(TASK DATA)

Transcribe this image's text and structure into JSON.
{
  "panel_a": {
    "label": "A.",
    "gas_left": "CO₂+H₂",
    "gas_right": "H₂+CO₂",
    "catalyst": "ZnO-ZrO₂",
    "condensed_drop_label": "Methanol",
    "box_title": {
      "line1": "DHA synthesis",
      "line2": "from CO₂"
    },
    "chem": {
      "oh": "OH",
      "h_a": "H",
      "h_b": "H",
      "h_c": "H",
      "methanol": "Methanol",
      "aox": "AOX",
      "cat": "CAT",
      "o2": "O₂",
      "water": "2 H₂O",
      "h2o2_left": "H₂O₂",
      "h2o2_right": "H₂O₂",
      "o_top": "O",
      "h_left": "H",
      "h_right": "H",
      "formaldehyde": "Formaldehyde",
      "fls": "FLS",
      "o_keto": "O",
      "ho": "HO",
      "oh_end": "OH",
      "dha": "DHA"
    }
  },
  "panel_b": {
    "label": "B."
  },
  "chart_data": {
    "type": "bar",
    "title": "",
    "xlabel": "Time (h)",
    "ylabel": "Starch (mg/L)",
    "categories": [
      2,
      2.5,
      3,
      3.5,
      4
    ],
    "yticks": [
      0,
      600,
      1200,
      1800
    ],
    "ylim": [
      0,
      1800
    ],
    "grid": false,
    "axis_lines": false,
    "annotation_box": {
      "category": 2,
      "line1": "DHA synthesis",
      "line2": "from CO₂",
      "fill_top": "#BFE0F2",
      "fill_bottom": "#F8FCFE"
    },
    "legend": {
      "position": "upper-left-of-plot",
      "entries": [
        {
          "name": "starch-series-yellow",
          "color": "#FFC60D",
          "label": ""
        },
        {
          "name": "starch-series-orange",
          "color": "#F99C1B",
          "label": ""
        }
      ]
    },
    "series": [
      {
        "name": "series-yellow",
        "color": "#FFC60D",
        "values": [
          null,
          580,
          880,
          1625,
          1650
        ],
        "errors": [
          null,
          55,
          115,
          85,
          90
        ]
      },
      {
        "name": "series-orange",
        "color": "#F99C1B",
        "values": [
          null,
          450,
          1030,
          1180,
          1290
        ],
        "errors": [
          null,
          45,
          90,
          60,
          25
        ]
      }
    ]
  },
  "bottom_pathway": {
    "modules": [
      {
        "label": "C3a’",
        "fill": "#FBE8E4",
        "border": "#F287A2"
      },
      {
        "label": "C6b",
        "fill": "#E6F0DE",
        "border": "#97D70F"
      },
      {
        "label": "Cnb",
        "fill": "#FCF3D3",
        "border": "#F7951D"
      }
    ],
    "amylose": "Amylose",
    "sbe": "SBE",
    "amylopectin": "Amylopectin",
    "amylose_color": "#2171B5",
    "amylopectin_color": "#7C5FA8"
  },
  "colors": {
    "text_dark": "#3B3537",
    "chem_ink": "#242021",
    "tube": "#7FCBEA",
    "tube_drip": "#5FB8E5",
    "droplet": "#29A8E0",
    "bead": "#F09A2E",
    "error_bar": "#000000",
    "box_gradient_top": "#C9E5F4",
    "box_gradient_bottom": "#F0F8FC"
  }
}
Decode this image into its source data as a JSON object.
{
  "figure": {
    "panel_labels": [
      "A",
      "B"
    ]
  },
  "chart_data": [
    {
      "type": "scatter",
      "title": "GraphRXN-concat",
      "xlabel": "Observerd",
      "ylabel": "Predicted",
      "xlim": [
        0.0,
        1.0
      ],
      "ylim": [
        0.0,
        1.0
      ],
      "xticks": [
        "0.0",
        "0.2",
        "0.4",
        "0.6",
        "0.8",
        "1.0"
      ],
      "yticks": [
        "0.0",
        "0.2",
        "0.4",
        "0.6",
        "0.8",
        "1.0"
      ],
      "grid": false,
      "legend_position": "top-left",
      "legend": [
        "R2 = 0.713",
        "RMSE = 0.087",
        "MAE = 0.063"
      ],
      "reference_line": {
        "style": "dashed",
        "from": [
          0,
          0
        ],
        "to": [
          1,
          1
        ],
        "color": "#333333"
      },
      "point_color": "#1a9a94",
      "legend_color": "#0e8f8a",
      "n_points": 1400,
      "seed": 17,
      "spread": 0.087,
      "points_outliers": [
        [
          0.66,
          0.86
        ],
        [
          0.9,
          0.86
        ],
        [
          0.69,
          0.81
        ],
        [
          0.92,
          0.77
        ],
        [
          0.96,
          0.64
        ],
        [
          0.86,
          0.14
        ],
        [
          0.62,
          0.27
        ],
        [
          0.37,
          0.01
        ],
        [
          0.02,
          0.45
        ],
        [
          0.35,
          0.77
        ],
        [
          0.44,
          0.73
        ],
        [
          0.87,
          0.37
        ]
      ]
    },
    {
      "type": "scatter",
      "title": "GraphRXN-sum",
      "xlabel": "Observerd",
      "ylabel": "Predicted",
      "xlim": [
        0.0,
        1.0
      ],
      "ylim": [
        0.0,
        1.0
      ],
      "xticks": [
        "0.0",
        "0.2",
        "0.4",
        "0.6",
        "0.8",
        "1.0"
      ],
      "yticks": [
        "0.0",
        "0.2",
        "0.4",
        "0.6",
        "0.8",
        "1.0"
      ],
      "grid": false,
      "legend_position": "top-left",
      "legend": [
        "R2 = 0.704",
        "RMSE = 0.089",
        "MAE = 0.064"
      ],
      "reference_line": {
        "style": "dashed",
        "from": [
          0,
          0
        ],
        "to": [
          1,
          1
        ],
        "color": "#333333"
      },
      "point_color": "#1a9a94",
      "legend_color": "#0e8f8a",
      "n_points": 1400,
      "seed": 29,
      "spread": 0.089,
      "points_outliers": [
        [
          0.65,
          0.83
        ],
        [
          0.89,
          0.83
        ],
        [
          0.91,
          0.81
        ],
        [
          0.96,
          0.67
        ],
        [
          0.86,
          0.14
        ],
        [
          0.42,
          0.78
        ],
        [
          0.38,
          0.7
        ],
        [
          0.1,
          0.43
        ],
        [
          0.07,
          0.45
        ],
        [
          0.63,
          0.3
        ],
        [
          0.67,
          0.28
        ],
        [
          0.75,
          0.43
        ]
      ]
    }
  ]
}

(TASK PROMPT)
Find each line holding "JSON". Copy it out.

(ANSWER FOR THIS EXERCISE)
Transcribe this image's text and structure into JSON.
Decode this image into its source data as a JSON object.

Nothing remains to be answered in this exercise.